▸ EXERCISE INSTRUCTIONS
• a. Decide whether each statement agrees with the JAK2 abstract below. Answer yes or no for each, quoting the deciding words exactly. (i) The new RT/PCR test can quantify the 14-del transcript at levels as low as 1% of total JAK2 transcript. (ii) The 14-del transcript turned up in some of the healthy normal controls. (iii) The assay was run on samples from 183 patients with confirmed MPN.
• b. Please write out the passage of the JAK2 abstract below from "Conclusions: Although more" up to and including "phenotype in MPNs.".

▸ SOURCE DOCUMENT
====================

Low-Level Expression of a JAK2 Splice Variant with Exon 14 Deletion Is Common in Patients with Chronic Myeloproliferative Neoplasms
Z Zhang, W Ma, TS Lee, X Zhang, X Wang, CH Yeh, M Albitar. Quest Diagnostics Nichols Institute, San Juan Capistrano, CA; University of Minnesota, Minneapolis, MN
Background: We previously reported detection of a JAK2 splice variant transcript with complete deletion of exon 14 (88 bp, encompassing V617; 14-del) in rare patients with chronic myeloproliferative neoplasms (MPNs). Molecular modeling simulations suggested that 14-del will exhibit dominant-negative effects leading to constitutive activation of the JAK2-STAT pathway, similar to that caused by V617F mutation. Although 14-del was detected at levels >15% of total JAK2 transcript (detection limit of original assay) in the previously reported cases, we speculate that some patients may express low levels of this splice variant.
Design: To determine the frequency of low-level expression, we designed a highly sensitive reverse-transcription/polymerase chain reaction (RT/PCR) test to quantify abnormally spliced 14-del transcript at levels as low as 1% of total JAK2 transcript. This assay was used to test samples from 61 patients with confirmed MPN, 183 patients with suspected MPN, and 46 healthy normal controls.
Results: The 14-del transcript was found at low levels (2.1% to 33.9% of wild-type levels) in 60 patients: 9 (15%) with confirmed MPN, 51 (28%) with suspected MPN, and none in normal controls. Roughly one-third of V617F-negative samples (31/90) from patients with MPN or suspected MPN were positive for 14-del expression. In twenty cases (20/93), the 14-del transcript coexisted with V617F transcript.
Conclusions: Although more functional data are needed, our findings suggest that the expression of this abnormally spliced JAK2 transcript may be a common molecular abnormality in MPN, one that may cause constitutive activation of the JAK2-STAT pathway and thus contribute to the neoplastic phenotype in MPNs.
Tuesday, March 23, 2010 8:00 AM
Platform Session: Section B, Tuesday Morning

====================

▸ INFORMATION SUPPLIED
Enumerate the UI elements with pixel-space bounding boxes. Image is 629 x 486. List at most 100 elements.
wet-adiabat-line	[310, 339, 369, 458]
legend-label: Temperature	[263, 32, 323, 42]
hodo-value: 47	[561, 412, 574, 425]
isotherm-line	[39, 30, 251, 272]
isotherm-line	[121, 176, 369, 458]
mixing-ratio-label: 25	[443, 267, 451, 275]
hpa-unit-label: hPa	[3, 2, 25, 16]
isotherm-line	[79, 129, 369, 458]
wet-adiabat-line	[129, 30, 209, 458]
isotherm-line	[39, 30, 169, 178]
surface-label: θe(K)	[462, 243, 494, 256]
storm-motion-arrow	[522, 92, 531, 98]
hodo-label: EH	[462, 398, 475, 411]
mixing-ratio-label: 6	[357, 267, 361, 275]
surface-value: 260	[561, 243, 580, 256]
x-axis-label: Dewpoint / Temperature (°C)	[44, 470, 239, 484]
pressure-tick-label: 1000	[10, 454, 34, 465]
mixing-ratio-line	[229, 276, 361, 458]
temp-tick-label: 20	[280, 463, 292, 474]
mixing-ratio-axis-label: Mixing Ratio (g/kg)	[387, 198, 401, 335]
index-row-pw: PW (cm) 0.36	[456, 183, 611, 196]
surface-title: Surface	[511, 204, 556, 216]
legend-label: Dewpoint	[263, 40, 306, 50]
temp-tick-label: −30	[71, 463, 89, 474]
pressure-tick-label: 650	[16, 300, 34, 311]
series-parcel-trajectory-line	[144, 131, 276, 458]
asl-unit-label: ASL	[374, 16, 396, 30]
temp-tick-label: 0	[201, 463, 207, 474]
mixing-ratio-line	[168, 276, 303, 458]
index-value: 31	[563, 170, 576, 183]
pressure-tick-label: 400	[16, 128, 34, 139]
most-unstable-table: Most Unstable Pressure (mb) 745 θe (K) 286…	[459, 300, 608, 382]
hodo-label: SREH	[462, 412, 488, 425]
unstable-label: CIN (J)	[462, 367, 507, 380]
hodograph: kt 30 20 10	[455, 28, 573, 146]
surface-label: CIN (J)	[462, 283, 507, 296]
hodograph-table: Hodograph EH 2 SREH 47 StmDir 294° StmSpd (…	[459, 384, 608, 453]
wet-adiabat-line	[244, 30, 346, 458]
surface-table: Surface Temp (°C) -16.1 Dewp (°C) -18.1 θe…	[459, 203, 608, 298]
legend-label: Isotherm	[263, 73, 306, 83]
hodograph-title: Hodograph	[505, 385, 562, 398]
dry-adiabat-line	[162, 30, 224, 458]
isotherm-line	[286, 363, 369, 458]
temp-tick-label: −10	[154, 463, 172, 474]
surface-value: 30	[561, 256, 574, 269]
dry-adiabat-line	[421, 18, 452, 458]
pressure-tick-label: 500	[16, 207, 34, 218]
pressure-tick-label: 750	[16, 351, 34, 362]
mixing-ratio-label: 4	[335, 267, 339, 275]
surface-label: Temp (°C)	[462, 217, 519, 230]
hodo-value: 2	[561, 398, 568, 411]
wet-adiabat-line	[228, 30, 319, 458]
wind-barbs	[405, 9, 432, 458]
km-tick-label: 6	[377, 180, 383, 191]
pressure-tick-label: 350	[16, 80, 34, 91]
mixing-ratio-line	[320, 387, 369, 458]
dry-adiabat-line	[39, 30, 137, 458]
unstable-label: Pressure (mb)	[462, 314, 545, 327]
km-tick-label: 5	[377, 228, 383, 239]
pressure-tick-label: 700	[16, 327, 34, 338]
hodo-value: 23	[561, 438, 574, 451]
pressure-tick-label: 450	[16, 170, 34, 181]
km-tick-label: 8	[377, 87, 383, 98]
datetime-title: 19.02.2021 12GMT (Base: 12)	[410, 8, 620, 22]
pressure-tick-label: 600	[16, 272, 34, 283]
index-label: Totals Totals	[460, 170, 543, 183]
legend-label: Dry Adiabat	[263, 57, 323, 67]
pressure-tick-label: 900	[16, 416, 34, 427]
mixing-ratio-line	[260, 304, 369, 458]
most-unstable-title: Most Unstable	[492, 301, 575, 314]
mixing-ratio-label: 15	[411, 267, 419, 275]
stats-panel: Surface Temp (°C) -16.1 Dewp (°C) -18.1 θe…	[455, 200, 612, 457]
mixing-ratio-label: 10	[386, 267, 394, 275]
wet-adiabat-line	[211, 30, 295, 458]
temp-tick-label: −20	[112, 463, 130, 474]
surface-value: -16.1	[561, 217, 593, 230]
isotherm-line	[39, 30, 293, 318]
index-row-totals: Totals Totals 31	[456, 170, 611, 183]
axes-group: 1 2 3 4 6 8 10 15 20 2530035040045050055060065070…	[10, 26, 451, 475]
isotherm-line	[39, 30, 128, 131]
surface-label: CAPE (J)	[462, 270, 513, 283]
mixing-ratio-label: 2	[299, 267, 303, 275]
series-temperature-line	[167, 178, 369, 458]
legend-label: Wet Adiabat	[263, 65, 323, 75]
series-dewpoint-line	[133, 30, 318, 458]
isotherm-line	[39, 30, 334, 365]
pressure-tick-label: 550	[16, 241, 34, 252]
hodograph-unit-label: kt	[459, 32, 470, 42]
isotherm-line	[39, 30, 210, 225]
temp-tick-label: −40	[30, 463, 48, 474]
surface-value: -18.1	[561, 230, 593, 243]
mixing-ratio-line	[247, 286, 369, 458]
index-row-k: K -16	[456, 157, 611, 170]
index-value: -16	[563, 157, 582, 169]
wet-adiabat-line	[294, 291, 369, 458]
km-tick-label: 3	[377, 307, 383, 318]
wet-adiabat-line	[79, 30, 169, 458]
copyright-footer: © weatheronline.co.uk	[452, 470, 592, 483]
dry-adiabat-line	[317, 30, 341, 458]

====================

▸ SOLUTIONS TO THE PROBLEMS
• a.
(i) Yes: "to quantify abnormally spliced 14-del transcript at levels as low as 1% of total JAK2 transcript"
(ii) No: "and none in normal controls"
(iii) No: "61 patients with confirmed MPN, 183 patients with suspected MPN"

• b.
Conclusions: Although more functional data are needed, our findings suggest that the expression of this abnormally spliced JAK2 transcript may be a common molecular abnormality in MPN, one that may cause constitutive activation of the JAK2-STAT pathway and thus contribute to the neoplastic phenotype in MPNs.